**What is expected:**
Copy the data from the start through the line containing "low-power-line1: A low", changing every "camcorder" to "camera" and leaving everything else the same.

**Data in this exercise:**
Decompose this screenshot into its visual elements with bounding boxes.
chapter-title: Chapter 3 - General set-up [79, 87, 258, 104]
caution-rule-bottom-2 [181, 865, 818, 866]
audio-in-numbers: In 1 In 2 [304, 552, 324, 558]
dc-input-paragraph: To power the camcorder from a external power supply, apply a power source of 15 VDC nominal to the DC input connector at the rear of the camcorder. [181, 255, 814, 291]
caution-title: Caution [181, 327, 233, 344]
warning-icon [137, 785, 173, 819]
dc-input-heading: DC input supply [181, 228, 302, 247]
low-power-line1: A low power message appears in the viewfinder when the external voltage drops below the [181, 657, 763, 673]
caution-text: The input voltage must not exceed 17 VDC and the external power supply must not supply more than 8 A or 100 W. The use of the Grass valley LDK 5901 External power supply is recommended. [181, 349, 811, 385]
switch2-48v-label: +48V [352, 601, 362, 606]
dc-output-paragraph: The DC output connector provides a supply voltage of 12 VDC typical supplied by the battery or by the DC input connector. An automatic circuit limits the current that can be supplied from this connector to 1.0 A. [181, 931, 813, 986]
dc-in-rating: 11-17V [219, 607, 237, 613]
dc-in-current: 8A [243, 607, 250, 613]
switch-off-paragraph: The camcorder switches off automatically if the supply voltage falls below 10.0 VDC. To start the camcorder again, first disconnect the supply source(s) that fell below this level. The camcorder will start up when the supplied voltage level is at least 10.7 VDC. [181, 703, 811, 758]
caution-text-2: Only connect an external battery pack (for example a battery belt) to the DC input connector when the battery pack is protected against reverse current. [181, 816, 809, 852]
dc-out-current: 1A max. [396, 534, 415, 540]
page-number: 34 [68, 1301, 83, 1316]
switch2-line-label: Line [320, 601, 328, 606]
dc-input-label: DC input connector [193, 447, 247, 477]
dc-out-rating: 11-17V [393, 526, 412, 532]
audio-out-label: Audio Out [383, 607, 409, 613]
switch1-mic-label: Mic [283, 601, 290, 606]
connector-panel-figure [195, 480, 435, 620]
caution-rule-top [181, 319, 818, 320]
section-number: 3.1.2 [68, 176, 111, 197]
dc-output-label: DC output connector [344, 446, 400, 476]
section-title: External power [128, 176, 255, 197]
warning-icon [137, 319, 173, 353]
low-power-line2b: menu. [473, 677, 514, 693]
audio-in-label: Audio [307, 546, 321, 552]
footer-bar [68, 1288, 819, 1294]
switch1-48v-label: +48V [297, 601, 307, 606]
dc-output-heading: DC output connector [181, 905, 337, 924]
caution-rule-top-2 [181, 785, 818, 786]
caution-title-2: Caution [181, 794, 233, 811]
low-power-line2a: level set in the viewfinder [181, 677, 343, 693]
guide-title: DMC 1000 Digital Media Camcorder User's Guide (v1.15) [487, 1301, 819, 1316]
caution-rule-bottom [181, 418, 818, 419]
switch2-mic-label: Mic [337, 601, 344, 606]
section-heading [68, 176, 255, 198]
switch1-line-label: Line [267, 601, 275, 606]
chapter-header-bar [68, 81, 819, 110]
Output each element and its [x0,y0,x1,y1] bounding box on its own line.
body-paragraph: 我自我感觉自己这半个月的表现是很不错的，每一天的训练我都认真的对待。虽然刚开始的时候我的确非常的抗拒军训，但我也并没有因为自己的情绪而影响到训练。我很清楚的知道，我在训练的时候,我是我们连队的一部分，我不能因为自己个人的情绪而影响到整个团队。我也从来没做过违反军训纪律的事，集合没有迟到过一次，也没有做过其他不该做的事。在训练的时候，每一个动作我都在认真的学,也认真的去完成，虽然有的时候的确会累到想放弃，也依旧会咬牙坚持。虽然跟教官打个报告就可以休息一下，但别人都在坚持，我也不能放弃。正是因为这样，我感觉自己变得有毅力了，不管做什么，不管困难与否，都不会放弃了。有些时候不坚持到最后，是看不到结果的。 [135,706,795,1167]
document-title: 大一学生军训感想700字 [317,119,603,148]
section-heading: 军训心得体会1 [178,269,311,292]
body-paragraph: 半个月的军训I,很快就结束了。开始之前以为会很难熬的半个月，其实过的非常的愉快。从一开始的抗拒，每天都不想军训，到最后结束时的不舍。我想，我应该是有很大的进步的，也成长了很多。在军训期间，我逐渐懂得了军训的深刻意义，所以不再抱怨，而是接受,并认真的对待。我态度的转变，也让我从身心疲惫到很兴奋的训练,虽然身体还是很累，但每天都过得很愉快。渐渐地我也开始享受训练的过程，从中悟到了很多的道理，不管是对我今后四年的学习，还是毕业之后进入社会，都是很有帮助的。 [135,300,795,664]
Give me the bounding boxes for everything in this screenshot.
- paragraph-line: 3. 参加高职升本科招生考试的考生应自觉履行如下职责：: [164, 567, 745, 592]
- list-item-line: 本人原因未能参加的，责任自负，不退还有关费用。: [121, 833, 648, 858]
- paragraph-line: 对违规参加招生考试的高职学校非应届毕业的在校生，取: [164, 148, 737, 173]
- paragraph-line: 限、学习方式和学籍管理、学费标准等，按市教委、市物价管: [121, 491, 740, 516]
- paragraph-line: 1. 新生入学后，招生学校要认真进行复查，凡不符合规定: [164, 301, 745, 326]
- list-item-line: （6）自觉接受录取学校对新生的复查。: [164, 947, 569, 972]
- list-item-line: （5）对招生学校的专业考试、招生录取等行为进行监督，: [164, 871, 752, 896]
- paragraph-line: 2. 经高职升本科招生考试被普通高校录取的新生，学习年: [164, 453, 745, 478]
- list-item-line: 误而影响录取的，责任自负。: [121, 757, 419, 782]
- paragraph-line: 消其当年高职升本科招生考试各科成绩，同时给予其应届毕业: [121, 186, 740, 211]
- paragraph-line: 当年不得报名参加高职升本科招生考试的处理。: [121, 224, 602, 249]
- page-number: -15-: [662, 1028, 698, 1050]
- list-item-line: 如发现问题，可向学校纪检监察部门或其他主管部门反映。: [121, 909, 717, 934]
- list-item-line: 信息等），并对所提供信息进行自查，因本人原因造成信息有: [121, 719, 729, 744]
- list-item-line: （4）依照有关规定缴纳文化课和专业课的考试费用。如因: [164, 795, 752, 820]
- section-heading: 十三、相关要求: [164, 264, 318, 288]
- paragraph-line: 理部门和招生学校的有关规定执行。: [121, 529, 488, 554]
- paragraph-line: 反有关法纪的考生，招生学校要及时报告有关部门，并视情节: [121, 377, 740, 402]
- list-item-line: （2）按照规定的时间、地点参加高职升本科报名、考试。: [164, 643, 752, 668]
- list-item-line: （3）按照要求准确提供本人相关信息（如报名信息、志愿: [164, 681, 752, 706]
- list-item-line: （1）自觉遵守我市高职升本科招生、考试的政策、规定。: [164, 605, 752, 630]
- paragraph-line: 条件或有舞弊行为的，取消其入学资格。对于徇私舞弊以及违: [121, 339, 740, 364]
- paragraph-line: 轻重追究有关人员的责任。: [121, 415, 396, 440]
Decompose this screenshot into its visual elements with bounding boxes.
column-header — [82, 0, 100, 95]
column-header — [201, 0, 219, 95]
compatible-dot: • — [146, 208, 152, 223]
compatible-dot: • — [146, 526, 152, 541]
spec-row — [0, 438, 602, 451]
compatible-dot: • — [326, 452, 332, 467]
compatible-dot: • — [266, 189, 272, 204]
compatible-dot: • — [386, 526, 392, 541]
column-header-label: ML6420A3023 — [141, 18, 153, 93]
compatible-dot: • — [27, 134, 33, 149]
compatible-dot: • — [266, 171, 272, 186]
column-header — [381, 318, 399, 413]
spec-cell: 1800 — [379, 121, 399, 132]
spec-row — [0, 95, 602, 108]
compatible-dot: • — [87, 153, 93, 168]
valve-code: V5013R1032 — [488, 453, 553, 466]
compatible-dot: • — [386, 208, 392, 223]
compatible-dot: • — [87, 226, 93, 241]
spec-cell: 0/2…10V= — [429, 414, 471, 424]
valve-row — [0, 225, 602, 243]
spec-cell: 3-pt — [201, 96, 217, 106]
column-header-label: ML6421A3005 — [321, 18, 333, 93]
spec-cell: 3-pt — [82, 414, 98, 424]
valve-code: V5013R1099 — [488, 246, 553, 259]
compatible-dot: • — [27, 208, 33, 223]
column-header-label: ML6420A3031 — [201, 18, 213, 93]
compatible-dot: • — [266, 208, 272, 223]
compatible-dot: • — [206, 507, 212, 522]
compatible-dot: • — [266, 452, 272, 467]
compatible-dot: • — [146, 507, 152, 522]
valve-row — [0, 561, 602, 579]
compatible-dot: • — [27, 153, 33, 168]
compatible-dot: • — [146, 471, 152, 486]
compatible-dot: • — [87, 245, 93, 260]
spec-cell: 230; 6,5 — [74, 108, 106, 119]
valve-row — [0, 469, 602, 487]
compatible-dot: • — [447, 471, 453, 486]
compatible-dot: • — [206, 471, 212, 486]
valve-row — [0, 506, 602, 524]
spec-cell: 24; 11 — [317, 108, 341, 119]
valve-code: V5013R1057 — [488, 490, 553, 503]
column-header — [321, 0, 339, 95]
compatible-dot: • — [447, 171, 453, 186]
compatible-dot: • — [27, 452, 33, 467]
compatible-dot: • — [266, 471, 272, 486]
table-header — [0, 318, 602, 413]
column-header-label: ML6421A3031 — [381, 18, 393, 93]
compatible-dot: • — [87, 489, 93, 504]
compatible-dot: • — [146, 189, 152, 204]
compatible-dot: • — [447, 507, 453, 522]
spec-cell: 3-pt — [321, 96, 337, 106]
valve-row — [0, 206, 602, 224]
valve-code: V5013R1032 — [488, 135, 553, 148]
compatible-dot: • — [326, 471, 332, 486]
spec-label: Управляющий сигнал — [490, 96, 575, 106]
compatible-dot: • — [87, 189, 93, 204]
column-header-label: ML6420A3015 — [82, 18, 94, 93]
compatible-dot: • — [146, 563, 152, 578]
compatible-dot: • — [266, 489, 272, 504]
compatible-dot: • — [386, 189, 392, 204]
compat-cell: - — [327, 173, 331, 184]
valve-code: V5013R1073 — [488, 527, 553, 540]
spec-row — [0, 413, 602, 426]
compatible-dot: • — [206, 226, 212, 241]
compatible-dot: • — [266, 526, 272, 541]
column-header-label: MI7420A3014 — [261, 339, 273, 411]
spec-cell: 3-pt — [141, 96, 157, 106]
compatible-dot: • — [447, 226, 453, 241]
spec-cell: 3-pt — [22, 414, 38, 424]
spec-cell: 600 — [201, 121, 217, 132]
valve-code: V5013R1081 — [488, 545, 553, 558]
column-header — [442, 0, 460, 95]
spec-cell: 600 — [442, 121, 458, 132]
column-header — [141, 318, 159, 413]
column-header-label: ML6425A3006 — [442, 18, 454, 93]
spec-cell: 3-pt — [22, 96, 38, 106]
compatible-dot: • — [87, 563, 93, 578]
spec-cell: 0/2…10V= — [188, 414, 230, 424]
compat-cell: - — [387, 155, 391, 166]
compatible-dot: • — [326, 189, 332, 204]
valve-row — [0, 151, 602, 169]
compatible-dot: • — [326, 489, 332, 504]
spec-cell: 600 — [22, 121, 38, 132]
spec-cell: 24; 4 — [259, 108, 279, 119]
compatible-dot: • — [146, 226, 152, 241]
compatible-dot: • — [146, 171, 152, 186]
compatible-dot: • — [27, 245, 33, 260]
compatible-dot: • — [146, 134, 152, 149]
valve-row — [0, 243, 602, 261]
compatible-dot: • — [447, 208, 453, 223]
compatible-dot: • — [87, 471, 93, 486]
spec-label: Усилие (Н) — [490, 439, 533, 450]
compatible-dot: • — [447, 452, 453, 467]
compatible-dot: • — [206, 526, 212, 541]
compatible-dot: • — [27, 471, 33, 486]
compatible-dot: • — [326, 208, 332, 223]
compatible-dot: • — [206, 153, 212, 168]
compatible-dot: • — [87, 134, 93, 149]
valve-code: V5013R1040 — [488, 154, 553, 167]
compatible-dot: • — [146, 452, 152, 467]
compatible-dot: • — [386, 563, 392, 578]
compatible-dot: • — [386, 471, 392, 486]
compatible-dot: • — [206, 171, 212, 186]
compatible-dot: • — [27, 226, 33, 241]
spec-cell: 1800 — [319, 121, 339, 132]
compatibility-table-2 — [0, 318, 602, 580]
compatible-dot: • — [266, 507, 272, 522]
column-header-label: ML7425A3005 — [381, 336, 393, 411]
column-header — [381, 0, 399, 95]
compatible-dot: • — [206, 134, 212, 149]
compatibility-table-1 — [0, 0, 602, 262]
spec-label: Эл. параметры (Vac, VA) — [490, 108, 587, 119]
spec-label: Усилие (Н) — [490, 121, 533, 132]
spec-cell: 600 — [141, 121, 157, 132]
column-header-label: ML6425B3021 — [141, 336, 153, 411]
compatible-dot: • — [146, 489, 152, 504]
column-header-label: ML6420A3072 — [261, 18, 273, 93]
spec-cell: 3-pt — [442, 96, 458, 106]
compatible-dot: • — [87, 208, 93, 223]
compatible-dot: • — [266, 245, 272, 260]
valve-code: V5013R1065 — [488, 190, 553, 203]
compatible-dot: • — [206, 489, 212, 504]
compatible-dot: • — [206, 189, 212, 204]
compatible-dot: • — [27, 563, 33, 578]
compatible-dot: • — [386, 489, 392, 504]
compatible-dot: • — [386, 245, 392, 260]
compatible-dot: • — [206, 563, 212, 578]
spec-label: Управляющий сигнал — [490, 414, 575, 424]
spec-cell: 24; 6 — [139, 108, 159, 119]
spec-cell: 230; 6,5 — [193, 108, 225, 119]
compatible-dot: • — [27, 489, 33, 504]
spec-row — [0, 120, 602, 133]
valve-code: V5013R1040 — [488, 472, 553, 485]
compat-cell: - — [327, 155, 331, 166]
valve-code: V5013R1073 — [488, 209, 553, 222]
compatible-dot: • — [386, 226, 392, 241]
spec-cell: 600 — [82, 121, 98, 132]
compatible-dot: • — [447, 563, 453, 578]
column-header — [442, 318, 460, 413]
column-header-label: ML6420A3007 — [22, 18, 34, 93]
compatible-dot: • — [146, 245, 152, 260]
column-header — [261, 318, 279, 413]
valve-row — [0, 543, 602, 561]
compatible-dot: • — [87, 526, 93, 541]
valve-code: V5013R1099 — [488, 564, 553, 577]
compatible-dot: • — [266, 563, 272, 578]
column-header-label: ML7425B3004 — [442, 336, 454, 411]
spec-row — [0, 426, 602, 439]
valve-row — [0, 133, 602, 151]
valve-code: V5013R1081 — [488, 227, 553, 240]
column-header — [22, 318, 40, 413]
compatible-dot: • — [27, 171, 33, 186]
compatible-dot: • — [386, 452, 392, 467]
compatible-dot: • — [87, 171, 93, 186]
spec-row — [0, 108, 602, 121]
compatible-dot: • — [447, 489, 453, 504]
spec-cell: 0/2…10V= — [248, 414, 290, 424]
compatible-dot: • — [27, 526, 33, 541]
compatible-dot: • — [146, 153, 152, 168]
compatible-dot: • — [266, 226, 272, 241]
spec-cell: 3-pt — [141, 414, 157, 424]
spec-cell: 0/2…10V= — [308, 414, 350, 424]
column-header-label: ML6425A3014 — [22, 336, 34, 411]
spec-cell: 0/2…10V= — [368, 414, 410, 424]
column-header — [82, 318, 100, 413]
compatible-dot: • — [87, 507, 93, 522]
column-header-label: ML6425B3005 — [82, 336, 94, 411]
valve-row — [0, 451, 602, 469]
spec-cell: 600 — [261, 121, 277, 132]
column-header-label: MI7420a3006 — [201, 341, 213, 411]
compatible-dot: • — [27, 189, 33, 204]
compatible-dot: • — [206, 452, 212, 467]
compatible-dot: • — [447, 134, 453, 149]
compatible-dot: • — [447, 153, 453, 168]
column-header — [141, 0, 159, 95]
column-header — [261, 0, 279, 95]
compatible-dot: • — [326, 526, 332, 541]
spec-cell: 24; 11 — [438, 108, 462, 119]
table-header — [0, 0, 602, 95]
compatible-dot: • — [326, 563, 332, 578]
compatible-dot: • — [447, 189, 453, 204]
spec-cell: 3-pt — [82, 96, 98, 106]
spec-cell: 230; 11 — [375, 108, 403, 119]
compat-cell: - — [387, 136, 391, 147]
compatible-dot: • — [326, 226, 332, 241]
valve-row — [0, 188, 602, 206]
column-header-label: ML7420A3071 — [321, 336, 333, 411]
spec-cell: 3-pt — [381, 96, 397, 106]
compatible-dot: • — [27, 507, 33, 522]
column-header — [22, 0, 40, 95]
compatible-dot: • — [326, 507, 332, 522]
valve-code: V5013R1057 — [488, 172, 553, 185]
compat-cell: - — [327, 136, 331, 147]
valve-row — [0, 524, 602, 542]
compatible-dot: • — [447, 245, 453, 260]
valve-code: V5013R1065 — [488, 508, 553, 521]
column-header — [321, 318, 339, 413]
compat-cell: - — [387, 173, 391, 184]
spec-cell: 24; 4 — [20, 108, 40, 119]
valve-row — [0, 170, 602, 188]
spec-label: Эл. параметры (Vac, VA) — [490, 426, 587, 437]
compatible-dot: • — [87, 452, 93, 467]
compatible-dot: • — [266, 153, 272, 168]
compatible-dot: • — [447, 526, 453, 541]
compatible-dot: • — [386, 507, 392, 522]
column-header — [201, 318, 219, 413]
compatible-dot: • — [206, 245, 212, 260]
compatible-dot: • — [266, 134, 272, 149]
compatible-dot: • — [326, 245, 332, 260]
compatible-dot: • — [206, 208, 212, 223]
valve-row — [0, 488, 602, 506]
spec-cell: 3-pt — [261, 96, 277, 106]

**Solution for this problem:**
Decompose this screenshot into its visual elements with bounding boxes.
chapter-title: Chapter 3 - General set-up [79, 87, 258, 104]
caution-rule-bottom-2 [181, 865, 818, 866]
audio-in-numbers: In 1 In 2 [304, 552, 324, 558]
dc-input-paragraph: To power the camera from a external power supply, apply a power source of 15 VDC nominal to the DC input connector at the rear of the camera. [181, 255, 814, 291]
caution-title: Caution [181, 327, 233, 344]
warning-icon [137, 785, 173, 819]
dc-input-heading: DC input supply [181, 228, 302, 247]
low-power-line1: A low power message appears in the viewfinder when the external voltage drops below the [181, 657, 763, 673]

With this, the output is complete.